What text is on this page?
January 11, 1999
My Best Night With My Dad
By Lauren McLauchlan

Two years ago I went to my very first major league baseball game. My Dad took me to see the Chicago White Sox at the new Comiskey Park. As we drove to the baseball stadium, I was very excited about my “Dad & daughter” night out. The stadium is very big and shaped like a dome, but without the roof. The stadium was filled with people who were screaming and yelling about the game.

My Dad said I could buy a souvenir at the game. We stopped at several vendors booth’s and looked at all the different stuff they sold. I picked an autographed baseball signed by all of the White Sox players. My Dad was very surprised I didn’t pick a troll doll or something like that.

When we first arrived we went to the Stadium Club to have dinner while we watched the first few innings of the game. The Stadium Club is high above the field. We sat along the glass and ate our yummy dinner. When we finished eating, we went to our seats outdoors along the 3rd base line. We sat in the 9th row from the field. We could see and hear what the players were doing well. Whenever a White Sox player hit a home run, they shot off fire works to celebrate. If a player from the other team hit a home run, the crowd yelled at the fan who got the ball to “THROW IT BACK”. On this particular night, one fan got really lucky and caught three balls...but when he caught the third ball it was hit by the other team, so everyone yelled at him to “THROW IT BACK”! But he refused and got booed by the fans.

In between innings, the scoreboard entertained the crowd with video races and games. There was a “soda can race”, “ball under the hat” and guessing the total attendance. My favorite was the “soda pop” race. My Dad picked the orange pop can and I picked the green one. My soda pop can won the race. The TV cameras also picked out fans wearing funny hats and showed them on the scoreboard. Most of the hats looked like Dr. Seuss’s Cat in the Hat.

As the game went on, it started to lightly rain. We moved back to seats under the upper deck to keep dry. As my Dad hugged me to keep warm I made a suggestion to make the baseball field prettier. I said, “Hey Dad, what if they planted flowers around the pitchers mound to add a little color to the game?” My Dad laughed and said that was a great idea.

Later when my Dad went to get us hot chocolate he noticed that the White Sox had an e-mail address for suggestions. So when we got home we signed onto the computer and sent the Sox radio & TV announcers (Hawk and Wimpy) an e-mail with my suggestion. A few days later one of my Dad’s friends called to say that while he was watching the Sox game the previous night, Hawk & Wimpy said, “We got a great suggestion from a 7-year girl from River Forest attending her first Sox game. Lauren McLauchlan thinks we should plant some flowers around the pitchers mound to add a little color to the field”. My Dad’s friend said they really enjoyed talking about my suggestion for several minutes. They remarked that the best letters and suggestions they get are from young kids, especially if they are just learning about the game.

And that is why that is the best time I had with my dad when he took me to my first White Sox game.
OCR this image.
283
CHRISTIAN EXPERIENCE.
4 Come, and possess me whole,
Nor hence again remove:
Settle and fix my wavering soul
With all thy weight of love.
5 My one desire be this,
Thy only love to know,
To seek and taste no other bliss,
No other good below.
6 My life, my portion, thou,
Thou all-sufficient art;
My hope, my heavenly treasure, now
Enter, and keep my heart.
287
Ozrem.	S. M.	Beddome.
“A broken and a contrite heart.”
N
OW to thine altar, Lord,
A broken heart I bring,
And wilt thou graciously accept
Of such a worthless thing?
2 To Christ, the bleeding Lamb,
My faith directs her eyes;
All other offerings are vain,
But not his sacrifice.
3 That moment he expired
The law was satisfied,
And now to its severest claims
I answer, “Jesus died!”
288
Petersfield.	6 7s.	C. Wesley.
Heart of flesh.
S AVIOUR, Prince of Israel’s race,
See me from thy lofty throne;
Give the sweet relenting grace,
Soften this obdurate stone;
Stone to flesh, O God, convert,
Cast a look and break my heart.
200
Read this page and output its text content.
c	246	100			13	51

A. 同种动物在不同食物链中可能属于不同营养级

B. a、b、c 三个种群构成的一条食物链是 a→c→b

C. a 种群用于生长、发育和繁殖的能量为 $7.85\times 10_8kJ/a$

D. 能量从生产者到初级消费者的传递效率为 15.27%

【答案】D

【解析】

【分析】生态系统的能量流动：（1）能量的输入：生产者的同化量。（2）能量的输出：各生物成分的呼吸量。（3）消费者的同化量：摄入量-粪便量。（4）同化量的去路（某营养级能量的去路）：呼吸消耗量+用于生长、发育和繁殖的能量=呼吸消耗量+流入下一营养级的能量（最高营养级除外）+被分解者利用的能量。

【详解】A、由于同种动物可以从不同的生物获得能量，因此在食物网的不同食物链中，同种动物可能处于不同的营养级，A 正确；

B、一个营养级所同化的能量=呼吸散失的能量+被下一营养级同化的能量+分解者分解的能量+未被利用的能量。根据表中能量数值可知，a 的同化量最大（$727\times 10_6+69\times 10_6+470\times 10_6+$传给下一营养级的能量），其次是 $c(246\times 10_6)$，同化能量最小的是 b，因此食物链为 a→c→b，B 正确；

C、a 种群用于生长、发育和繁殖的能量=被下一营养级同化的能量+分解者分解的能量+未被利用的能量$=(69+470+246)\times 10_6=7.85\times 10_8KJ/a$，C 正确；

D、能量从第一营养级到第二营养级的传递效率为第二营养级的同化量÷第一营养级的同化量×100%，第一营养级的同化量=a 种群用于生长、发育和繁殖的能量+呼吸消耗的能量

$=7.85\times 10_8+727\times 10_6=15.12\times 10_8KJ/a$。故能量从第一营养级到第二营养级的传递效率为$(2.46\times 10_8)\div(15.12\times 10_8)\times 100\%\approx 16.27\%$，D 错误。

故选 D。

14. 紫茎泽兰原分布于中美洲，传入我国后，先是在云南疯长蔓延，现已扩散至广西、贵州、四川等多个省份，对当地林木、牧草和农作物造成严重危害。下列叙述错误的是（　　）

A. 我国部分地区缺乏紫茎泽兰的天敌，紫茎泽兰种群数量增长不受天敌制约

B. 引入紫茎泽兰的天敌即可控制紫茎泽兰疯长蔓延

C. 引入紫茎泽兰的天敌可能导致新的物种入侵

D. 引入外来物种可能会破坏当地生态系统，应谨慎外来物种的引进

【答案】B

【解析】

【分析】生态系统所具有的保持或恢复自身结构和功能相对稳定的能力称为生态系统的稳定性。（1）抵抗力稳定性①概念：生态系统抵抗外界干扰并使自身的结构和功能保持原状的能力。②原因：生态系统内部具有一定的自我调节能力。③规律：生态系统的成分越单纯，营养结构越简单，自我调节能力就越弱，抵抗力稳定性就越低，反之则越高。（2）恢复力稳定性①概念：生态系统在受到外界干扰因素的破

- - - - -

- _GIVEN INSTRUCTION_: Note every line above where the string "looked" shows up, and copy those lines.

- _SOLUTION FOR THIS TASK_:
My Dad said I could buy a souvenir at the game. We stopped at several vendors booth’s and looked at all the different stuff they sold. I picked an autographed baseball signed by all of the White Sox players. My Dad was very surprised I didn’t pick a troll doll or something like that.
In between innings, the scoreboard entertained the crowd with video races and games. There was a “soda can race”, “ball under the hat” and guessing the total attendance. My favorite was the “soda pop” race. My Dad picked the orange pop can and I picked the green one. My soda pop can won the race. The TV cameras also picked out fans wearing funny hats and showed them on the scoreboard. Most of the hats looked like Dr. Seuss’s Cat in the Hat.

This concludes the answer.